Given exercise —
What follows is a listing. Return every line of it exactly.

================================

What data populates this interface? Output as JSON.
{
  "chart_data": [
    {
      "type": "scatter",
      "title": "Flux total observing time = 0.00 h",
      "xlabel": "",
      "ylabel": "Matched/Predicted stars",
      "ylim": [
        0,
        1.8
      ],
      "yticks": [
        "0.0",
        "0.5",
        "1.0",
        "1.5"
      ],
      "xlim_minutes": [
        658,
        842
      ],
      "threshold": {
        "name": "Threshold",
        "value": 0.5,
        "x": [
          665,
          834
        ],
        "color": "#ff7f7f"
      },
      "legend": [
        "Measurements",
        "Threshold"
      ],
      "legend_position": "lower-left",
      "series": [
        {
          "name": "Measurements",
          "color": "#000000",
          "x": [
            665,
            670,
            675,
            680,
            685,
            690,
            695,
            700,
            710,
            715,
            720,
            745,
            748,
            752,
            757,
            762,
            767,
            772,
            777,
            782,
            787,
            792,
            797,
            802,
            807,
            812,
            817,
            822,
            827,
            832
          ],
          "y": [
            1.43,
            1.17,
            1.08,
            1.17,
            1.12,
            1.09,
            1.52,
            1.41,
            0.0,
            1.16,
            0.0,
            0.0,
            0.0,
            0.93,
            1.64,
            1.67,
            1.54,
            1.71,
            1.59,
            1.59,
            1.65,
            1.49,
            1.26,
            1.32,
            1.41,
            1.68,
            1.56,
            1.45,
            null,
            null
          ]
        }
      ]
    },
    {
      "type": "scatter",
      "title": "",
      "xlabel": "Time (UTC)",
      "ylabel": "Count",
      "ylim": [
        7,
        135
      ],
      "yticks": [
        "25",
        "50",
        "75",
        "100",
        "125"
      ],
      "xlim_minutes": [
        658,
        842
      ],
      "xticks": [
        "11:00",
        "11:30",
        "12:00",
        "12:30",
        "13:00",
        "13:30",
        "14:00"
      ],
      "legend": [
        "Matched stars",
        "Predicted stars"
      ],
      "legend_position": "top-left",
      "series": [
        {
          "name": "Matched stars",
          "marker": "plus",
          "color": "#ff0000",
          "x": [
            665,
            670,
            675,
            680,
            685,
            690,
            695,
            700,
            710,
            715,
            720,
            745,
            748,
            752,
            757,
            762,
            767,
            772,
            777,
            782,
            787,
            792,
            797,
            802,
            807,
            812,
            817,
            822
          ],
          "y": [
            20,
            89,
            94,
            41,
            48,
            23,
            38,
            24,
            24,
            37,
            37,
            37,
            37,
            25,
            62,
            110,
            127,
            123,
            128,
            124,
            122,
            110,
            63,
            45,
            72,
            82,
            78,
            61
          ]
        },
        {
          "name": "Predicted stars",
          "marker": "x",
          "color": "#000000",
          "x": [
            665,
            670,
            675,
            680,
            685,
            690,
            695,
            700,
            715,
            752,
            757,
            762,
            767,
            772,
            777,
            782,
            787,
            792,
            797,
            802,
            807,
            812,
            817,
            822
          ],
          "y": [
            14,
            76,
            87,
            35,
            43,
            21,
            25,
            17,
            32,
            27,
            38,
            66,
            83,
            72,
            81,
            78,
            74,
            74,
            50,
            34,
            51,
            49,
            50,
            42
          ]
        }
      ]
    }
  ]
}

================================

Completed task —
What data populates this interface? Output as JSON.
{
  "chart_data": [
    {
      "type": "scatter",
      "title": "Flux total observing time = 0.00 h",
      "xlabel": "",
      "ylabel": "Matched/Predicted stars",
      "ylim": [
        0,
        1.8
      ],
      "yticks": [
        "0.0",
        "0.5",
        "1.0",
        "1.5"
      ],
      "xlim_minutes": [
        658,
        842
      ],
      "threshold": {
        "name": "Threshold",
        "value": 0.5,
        "x": [
          665,
          834
        ],
        "color": "#ff7f7f"
      },
      "legend": [
        "Measurements",
        "Threshold"
      ],
      "legend_position": "lower-left",
      "series": [
        {
          "name": "Measurements",
          "color": "#000000",
          "x": [
            665,
            670,
            675,
            680,
            685,
            690,
            695,
            700,
            710,
            715,
            720,
            745,
            748,
            752,
            757,
            762,
            767,
            772,
            777,
            782,
            787,
            792,
            797,
            802,
            807,
            812,
            817,
            822,
            827,
            832
          ],
          "y": [
            1.43,
            1.17,
            1.08,
            1.17,
            1.12,
            1.09,
            1.52,
            1.41,
            0.0,
            1.16,
            0.0,
            0.0,
            0.0,
            0.93,
            1.64,
            1.67,
            1.54,
            1.71,
            1.59,
            1.59,
            1.65,
            1.49,
            1.26,
            1.32,
            1.41,
            1.68,
            1.56,
            1.45,
            null,
            null
          ]
        }
      ]
    },
    {
      "type": "scatter",
      "title": "",
      "xlabel": "Time (UTC)",
      "ylabel": "Count",
      "ylim": [
        7,
        135
      ],
      "yticks": [
        "25",
        "50",
        "75",
        "100",
        "125"
      ],
      "xlim_minutes": [
        658,
        842
      ],
      "xticks": [
        "11:00",
        "11:30",
        "12:00",
        "12:30",
        "13:00",
        "13:30",
        "14:00"
      ],
      "legend": [
        "Matched stars",
        "Predicted stars"
      ],
      "legend_position": "top-left",
      "series": [
        {
          "name": "Matched stars",
          "marker": "plus",
          "color": "#ff0000",
          "x": [
            665,
            670,
            675,
            680,
            685,
            690,
            695,
            700,
            710,
            715,
            720,
            745,
            748,
            752,
            757,
            762,
            767,
            772,
            777,
            782,
            787,
            792,
            797,
            802,
            807,
            812,
            817,
            822
          ],
          "y": [
            20,
            89,
            94,
            41,
            48,
            23,
            38,
            24,
            24,
            37,
            37,
            37,
            37,
            25,
            62,
            110,
            127,
            123,
            128,
            124,
            122,
            110,
            63,
            45,
            72,
            82,
            78,
            61
          ]
        },
        {
          "name": "Predicted stars",
          "marker": "x",
          "color": "#000000",
          "x": [
            665,
            670,
            675,
            680,
            685,
            690,
            695,
            700,
            715,
            752,
            757,
            762,
            767,
            772,
            777,
            782,
            787,
            792,
            797,
            802,
            807,
            812,
            817,
            822
          ],
          "y": [
            14,
            76,
            87,
            35,
            43,
            21,
            25,
            17,
            32,
            27,
            38,
            66,
            83,
            72,
            81,
            78,
            74,
            74,
            50,
            34,
            51,
            49,
            50,
            42
          ]
        }
      ]
    }
  ]
}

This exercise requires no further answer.